_WORK TO BE COMPLETED_
Print all the entries verbatim.

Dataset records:

[Start]

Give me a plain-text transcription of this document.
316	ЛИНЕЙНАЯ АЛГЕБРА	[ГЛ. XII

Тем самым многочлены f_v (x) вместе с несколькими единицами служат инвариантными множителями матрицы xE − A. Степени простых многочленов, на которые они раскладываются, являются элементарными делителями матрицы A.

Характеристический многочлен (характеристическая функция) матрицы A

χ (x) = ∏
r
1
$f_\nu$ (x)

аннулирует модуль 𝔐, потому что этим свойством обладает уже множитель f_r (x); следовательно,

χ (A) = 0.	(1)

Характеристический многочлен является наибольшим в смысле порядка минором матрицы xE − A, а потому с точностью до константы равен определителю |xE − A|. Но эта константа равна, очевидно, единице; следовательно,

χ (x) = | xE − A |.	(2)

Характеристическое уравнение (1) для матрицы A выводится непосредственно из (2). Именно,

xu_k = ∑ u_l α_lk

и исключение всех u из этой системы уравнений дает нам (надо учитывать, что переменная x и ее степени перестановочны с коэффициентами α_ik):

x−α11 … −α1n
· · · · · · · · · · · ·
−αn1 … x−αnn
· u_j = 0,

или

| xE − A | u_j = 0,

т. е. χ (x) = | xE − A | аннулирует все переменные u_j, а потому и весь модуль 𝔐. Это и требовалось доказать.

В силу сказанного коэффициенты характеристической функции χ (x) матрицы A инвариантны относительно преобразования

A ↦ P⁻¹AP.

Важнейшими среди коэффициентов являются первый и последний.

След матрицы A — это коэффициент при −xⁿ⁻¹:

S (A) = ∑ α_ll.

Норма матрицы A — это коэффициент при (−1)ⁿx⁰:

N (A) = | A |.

[End]

_WRITTEN SOLUTION_
Give me a plain-text transcription of this document.
316	ЛИНЕЙНАЯ АЛГЕБРА	[ГЛ. XII

Тем самым многочлены f_v (x) вместе с несколькими единицами служат инвариантными множителями матрицы xE − A. Степени простых многочленов, на которые они раскладываются, являются элементарными делителями матрицы A.

Характеристический многочлен (характеристическая функция) матрицы A

χ (x) = ∏
r
1
$f_\nu$ (x)

аннулирует модуль 𝔐, потому что этим свойством обладает уже множитель f_r (x); следовательно,

χ (A) = 0.	(1)

Характеристический многочлен является наибольшим в смысле порядка минором матрицы xE − A, а потому с точностью до константы равен определителю |xE − A|. Но эта константа равна, очевидно, единице; следовательно,

χ (x) = | xE − A |.	(2)

Характеристическое уравнение (1) для матрицы A выводится непосредственно из (2). Именно,

xu_k = ∑ u_l α_lk

и исключение всех u из этой системы уравнений дает нам (надо учитывать, что переменная x и ее степени перестановочны с коэффициентами α_ik):

x−α11 … −α1n
· · · · · · · · · · · ·
−αn1 … x−αnn
· u_j = 0,

или

| xE − A | u_j = 0,

т. е. χ (x) = | xE − A | аннулирует все переменные u_j, а потому и весь модуль 𝔐. Это и требовалось доказать.

В силу сказанного коэффициенты характеристической функции χ (x) матрицы A инвариантны относительно преобразования

A ↦ P⁻¹AP.

Важнейшими среди коэффициентов являются первый и последний.

След матрицы A — это коэффициент при −xⁿ⁻¹:

S (A) = ∑ α_ll.

Норма матрицы A — это коэффициент при (−1)ⁿx⁰:

N (A) = | A |.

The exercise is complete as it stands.